## START EXTRACTED MATERIAL
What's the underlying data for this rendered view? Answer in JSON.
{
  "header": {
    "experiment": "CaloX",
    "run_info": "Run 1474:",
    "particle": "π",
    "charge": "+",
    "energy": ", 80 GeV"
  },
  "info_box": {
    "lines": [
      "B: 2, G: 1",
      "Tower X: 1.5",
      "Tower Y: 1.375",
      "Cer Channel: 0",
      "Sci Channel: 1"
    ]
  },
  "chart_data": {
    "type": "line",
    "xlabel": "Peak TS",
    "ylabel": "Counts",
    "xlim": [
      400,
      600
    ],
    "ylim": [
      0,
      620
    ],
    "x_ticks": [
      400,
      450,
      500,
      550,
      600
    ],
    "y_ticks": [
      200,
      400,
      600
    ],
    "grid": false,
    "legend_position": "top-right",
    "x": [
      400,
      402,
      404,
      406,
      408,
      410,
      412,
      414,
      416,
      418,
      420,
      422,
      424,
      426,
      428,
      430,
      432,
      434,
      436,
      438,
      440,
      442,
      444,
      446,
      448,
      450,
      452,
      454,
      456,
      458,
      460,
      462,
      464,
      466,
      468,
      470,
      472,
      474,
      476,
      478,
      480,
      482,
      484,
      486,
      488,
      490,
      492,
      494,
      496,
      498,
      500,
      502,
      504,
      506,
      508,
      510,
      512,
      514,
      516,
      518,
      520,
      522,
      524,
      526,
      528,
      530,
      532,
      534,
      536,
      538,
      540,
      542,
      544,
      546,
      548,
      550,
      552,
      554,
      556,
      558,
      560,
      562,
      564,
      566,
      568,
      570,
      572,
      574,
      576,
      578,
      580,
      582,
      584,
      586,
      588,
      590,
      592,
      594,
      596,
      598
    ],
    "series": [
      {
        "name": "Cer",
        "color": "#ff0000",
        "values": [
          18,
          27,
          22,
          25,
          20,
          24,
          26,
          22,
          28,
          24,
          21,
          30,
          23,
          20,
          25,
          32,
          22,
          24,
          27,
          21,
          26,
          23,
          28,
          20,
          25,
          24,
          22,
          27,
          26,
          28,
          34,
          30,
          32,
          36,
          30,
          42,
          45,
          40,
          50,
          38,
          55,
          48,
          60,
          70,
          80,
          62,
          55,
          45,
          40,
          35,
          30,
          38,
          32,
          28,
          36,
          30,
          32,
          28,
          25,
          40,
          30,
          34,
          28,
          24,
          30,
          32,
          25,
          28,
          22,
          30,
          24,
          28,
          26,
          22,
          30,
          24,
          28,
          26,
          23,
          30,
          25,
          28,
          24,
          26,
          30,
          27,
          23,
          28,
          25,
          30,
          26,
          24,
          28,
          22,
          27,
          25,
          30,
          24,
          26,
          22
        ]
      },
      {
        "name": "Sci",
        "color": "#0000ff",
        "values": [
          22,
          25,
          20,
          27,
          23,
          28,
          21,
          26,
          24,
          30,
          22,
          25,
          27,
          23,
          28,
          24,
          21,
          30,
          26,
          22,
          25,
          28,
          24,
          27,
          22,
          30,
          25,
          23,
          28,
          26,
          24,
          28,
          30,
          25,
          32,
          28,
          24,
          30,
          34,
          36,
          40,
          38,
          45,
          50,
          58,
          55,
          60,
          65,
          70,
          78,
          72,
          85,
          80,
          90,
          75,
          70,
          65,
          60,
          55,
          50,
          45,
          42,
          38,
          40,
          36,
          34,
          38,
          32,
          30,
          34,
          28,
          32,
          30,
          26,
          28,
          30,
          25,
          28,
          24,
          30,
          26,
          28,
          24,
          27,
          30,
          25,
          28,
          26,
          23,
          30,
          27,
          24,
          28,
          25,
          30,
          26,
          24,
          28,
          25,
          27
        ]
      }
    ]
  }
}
## END EXTRACTED MATERIAL
[STATED PROBLEM]: Please repeat all the records above exactly as they appear.

[FULL RESPONSE]:
What's the underlying data for this rendered view? Answer in JSON.
{
  "header": {
    "experiment": "CaloX",
    "run_info": "Run 1474:",
    "particle": "π",
    "charge": "+",
    "energy": ", 80 GeV"
  },
  "info_box": {
    "lines": [
      "B: 2, G: 1",
      "Tower X: 1.5",
      "Tower Y: 1.375",
      "Cer Channel: 0",
      "Sci Channel: 1"
    ]
  },
  "chart_data": {
    "type": "line",
    "xlabel": "Peak TS",
    "ylabel": "Counts",
    "xlim": [
      400,
      600
    ],
    "ylim": [
      0,
      620
    ],
    "x_ticks": [
      400,
      450,
      500,
      550,
      600
    ],
    "y_ticks": [
      200,
      400,
      600
    ],
    "grid": false,
    "legend_position": "top-right",
    "x": [
      400,
      402,
      404,
      406,
      408,
      410,
      412,
      414,
      416,
      418,
      420,
      422,
      424,
      426,
      428,
      430,
      432,
      434,
      436,
      438,
      440,
      442,
      444,
      446,
      448,
      450,
      452,
      454,
      456,
      458,
      460,
      462,
      464,
      466,
      468,
      470,
      472,
      474,
      476,
      478,
      480,
      482,
      484,
      486,
      488,
      490,
      492,
      494,
      496,
      498,
      500,
      502,
      504,
      506,
      508,
      510,
      512,
      514,
      516,
      518,
      520,
      522,
      524,
      526,
      528,
      530,
      532,
      534,
      536,
      538,
      540,
      542,
      544,
      546,
      548,
      550,
      552,
      554,
      556,
      558,
      560,
      562,
      564,
      566,
      568,
      570,
      572,
      574,
      576,
      578,
      580,
      582,
      584,
      586,
      588,
      590,
      592,
      594,
      596,
      598
    ],
    "series": [
      {
        "name": "Cer",
        "color": "#ff0000",
        "values": [
          18,
          27,
          22,
          25,
          20,
          24,
          26,
          22,
          28,
          24,
          21,
          30,
          23,
          20,
          25,
          32,
          22,
          24,
          27,
          21,
          26,
          23,
          28,
          20,
          25,
          24,
          22,
          27,
          26,
          28,
          34,
          30,
          32,
          36,
          30,
          42,
          45,
          40,
          50,
          38,
          55,
          48,
          60,
          70,
          80,
          62,
          55,
          45,
          40,
          35,
          30,
          38,
          32,
          28,
          36,
          30,
          32,
          28,
          25,
          40,
          30,
          34,
          28,
          24,
          30,
          32,
          25,
          28,
          22,
          30,
          24,
          28,
          26,
          22,
          30,
          24,
          28,
          26,
          23,
          30,
          25,
          28,
          24,
          26,
          30,
          27,
          23,
          28,
          25,
          30,
          26,
          24,
          28,
          22,
          27,
          25,
          30,
          24,
          26,
          22
        ]
      },
      {
        "name": "Sci",
        "color": "#0000ff",
        "values": [
          22,
          25,
          20,
          27,
          23,
          28,
          21,
          26,
          24,
          30,
          22,
          25,
          27,
          23,
          28,
          24,
          21,
          30,
          26,
          22,
          25,
          28,
          24,
          27,
          22,
          30,
          25,
          23,
          28,
          26,
          24,
          28,
          30,
          25,
          32,
          28,
          24,
          30,
          34,
          36,
          40,
          38,
          45,
          50,
          58,
          55,
          60,
          65,
          70,
          78,
          72,
          85,
          80,
          90,
          75,
          70,
          65,
          60,
          55,
          50,
          45,
          42,
          38,
          40,
          36,
          34,
          38,
          32,
          30,
          34,
          28,
          32,
          30,
          26,
          28,
          30,
          25,
          28,
          24,
          30,
          26,
          28,
          24,
          27,
          30,
          25,
          28,
          26,
          23,
          30,
          27,
          24,
          28,
          25,
          30,
          26,
          24,
          28,
          25,
          27
        ]
      }
    ]
  }
}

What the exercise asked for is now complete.